## YOUR TASK
Scan the data below for the string "What". Show every line where it turns up.

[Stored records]
>>>>

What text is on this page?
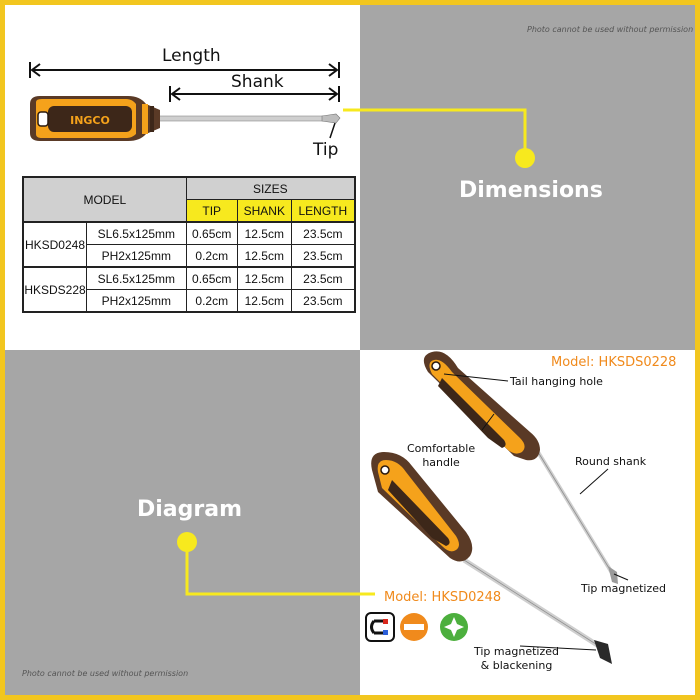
Photo cannot be used without permission
Photo cannot be used without permission
INGCO
Length
Shank
Tip
Dimensions
MODEL		SIZES		
		TIP	SHANK	LENGTH
HKSD0248	SL6.5x125mm	0.65cm	12.5cm	23.5cm
	PH2x125mm	0.2cm	12.5cm	23.5cm
HKSDS228	SL6.5x125mm	0.65cm	12.5cm	23.5cm
	PH2x125mm	0.2cm	12.5cm	23.5cm
Diagram
Model: HKSDS0228
Model: HKSD0248
Tail hanging hole
Comfortable
handle	Round shank
Tip magnetized
Tip magnetized
& blackening
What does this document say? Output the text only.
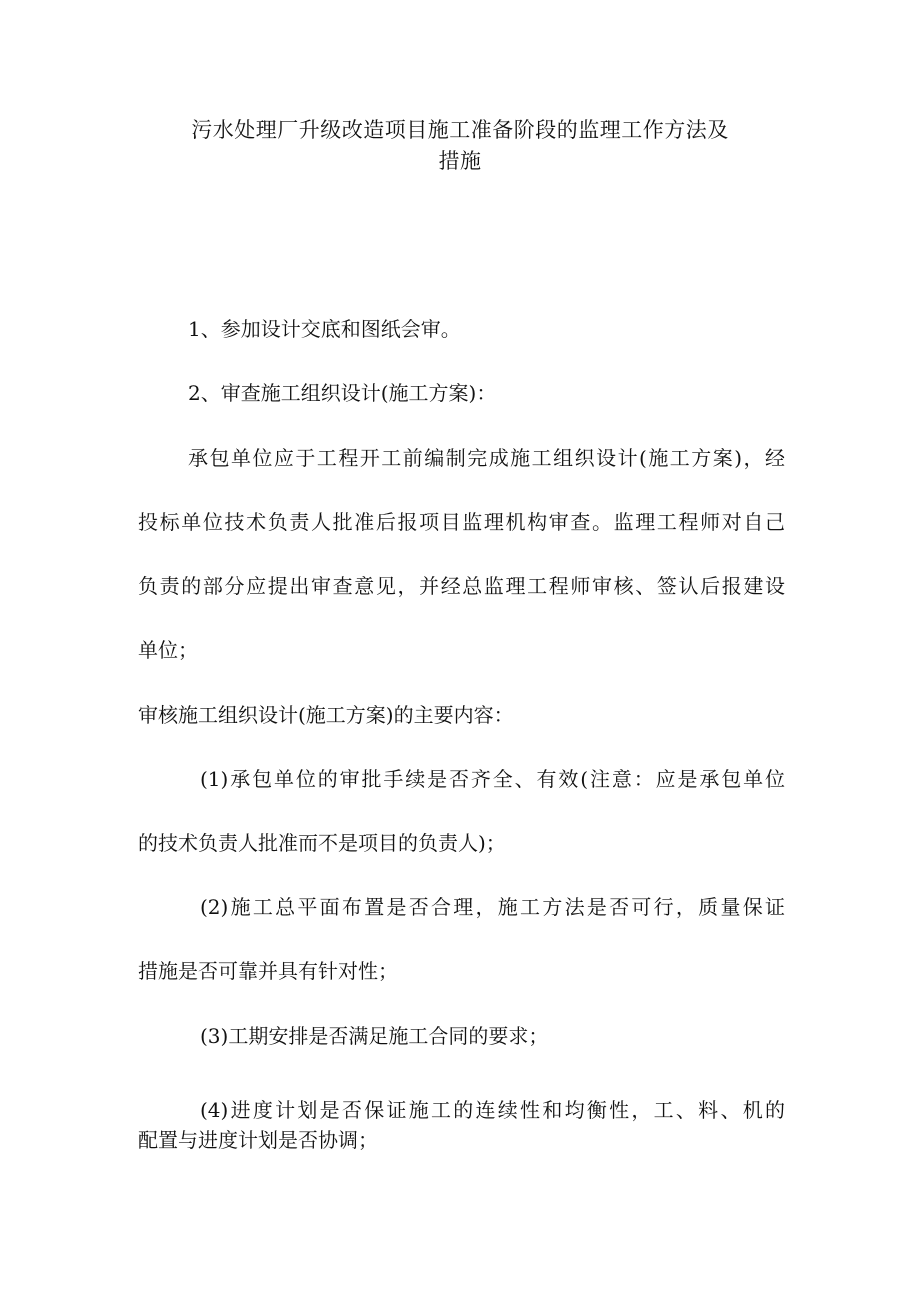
污水处理厂升级改造项目施工准备阶段的监理工作方法及
措施
1、参加设计交底和图纸会审。
2、审查施工组织设计(施工方案)：
承包单位应于工程开工前编制完成施工组织设计(施工方案)，经
投标单位技术负责人批准后报项目监理机构审查。监理工程师对自己
负责的部分应提出审查意见，并经总监理工程师审核、签认后报建设
单位；
审核施工组织设计(施工方案)的主要内容：
(1)承包单位的审批手续是否齐全、有效(注意：应是承包单位
的技术负责人批准而不是项目的负责人)；
(2)施工总平面布置是否合理，施工方法是否可行，质量保证
措施是否可靠并具有针对性；
(3)工期安排是否满足施工合同的要求；
(4)进度计划是否保证施工的连续性和均衡性，工、料、机的
配置与进度计划是否协调；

<<<<

## REPLY TO THE EXERCISE
What text is on this page?
What does this document say? Output the text only.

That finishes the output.